Transcribe all of the material exactly. Any picture in it should be left out.

## RECORDS TO USE
[start]
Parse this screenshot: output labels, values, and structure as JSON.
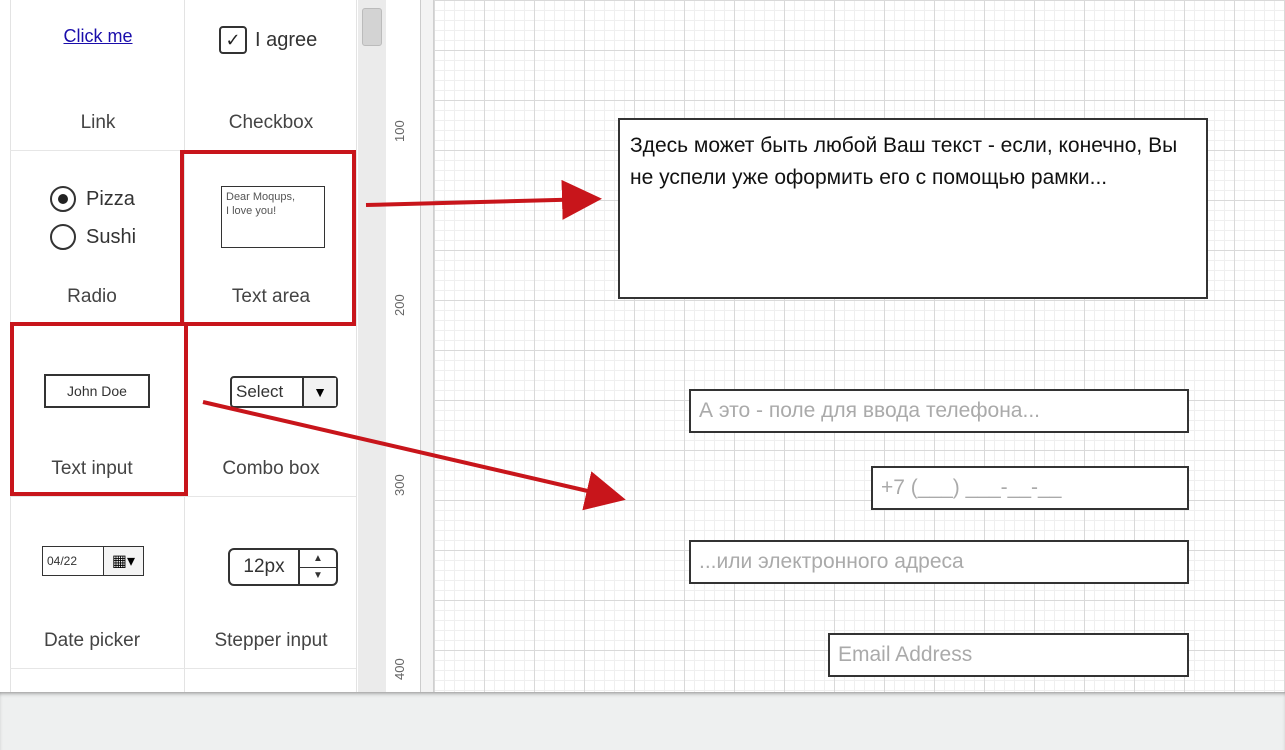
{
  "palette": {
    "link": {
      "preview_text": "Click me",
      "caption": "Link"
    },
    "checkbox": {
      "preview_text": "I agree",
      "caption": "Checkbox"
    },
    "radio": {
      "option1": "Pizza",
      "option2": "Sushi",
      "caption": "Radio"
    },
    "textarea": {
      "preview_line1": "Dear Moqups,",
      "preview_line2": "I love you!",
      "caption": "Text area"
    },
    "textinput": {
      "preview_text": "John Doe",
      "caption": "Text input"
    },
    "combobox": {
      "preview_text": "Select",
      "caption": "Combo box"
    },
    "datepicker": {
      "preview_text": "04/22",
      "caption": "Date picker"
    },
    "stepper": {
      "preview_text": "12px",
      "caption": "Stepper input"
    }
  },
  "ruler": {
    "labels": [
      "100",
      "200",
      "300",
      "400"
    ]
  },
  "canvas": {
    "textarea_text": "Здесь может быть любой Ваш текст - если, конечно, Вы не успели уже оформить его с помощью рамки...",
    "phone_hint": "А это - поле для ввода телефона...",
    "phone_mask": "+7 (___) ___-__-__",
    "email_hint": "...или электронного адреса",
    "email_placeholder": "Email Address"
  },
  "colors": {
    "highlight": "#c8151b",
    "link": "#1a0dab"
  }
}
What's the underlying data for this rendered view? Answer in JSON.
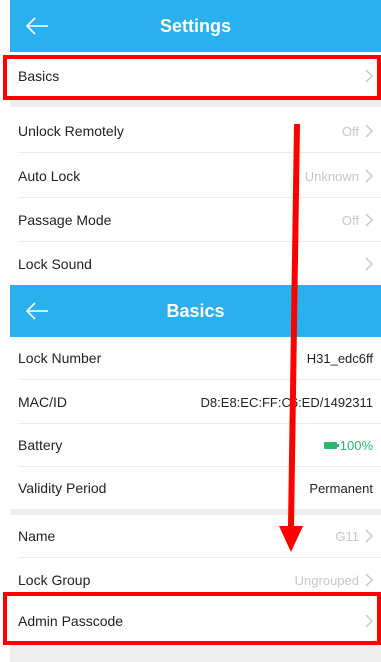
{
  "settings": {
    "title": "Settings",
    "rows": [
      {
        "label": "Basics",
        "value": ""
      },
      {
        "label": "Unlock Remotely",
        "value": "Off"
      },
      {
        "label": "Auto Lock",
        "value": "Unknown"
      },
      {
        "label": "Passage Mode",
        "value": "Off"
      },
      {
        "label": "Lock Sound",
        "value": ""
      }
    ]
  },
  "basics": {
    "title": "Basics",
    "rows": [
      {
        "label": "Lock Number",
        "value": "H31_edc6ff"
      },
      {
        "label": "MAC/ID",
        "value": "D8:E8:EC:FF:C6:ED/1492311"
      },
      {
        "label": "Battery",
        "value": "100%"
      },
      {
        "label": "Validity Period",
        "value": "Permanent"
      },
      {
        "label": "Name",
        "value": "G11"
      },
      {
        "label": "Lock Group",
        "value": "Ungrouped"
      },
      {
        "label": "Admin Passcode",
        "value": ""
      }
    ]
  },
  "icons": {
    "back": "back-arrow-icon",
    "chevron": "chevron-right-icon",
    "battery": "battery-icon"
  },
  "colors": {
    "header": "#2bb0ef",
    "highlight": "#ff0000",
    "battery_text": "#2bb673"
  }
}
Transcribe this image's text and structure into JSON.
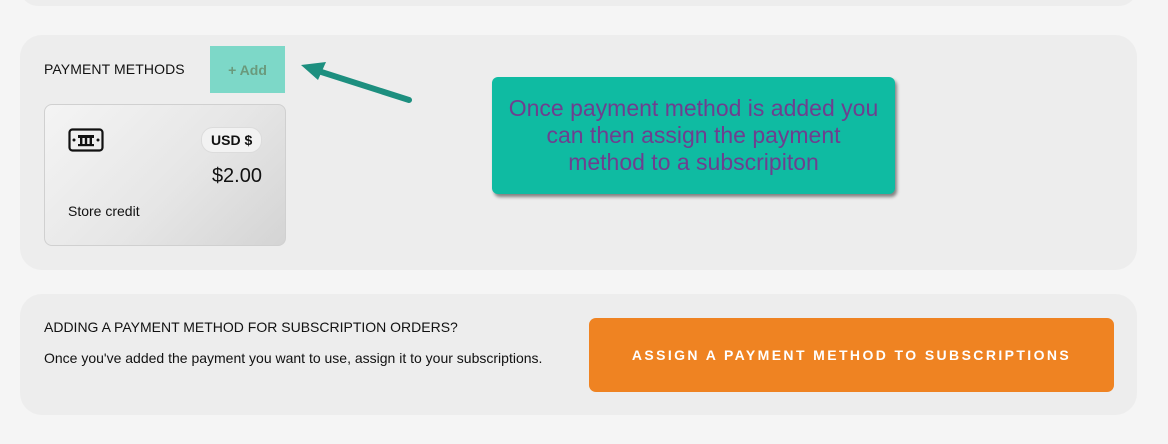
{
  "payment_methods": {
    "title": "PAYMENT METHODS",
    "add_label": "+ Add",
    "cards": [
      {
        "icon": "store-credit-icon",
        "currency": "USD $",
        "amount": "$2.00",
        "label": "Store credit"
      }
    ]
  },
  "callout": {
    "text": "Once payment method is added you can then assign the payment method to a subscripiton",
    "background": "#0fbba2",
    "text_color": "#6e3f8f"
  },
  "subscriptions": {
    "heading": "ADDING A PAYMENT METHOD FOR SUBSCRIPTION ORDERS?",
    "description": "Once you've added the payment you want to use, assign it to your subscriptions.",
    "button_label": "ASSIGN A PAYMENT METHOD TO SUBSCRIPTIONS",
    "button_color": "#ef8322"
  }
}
[end]
## EXERCISE RESPONSE
Parse this screenshot: output labels, values, and structure as JSON.
{
  "palette": {
    "link": {
      "preview_text": "Click me",
      "caption": "Link"
    },
    "checkbox": {
      "preview_text": "I agree",
      "caption": "Checkbox"
    },
    "radio": {
      "option1": "Pizza",
      "option2": "Sushi",
      "caption": "Radio"
    },
    "textarea": {
      "preview_line1": "Dear Moqups,",
      "preview_line2": "I love you!",
      "caption": "Text area"
    },
    "textinput": {
      "preview_text": "John Doe",
      "caption": "Text input"
    },
    "combobox": {
      "preview_text": "Select",
      "caption": "Combo box"
    },
    "datepicker": {
      "preview_text": "04/22",
      "caption": "Date picker"
    },
    "stepper": {
      "preview_text": "12px",
      "caption": "Stepper input"
    }
  },
  "ruler": {
    "labels": [
      "100",
      "200",
      "300",
      "400"
    ]
  },
  "canvas": {
    "textarea_text": "Здесь может быть любой Ваш текст - если, конечно, Вы не успели уже оформить его с помощью рамки...",
    "phone_hint": "А это - поле для ввода телефона...",
    "phone_mask": "+7 (___) ___-__-__",
    "email_hint": "...или электронного адреса",
    "email_placeholder": "Email Address"
  },
  "colors": {
    "highlight": "#c8151b",
    "link": "#1a0dab"
  }
}
What's the underlying data for this rendered view? Answer in JSON.
{
  "settings": {
    "title": "Settings",
    "rows": [
      {
        "label": "Basics",
        "value": ""
      },
      {
        "label": "Unlock Remotely",
        "value": "Off"
      },
      {
        "label": "Auto Lock",
        "value": "Unknown"
      },
      {
        "label": "Passage Mode",
        "value": "Off"
      },
      {
        "label": "Lock Sound",
        "value": ""
      }
    ]
  },
  "basics": {
    "title": "Basics",
    "rows": [
      {
        "label": "Lock Number",
        "value": "H31_edc6ff"
      },
      {
        "label": "MAC/ID",
        "value": "D8:E8:EC:FF:C6:ED/1492311"
      },
      {
        "label": "Battery",
        "value": "100%"
      },
      {
        "label": "Validity Period",
        "value": "Permanent"
      },
      {
        "label": "Name",
        "value": "G11"
      },
      {
        "label": "Lock Group",
        "value": "Ungrouped"
      },
      {
        "label": "Admin Passcode",
        "value": ""
      }
    ]
  },
  "icons": {
    "back": "back-arrow-icon",
    "chevron": "chevron-right-icon",
    "battery": "battery-icon"
  },
  "colors": {
    "header": "#2bb0ef",
    "highlight": "#ff0000",
    "battery_text": "#2bb673"
  }
}
Transcribe this image's text and structure into JSON.
{
  "payment_methods": {
    "title": "PAYMENT METHODS",
    "add_label": "+ Add",
    "cards": [
      {
        "icon": "store-credit-icon",
        "currency": "USD $",
        "amount": "$2.00",
        "label": "Store credit"
      }
    ]
  },
  "callout": {
    "text": "Once payment method is added you can then assign the payment method to a subscripiton",
    "background": "#0fbba2",
    "text_color": "#6e3f8f"
  },
  "subscriptions": {
    "heading": "ADDING A PAYMENT METHOD FOR SUBSCRIPTION ORDERS?",
    "description": "Once you've added the payment you want to use, assign it to your subscriptions.",
    "button_label": "ASSIGN A PAYMENT METHOD TO SUBSCRIPTIONS",
    "button_color": "#ef8322"
  }
}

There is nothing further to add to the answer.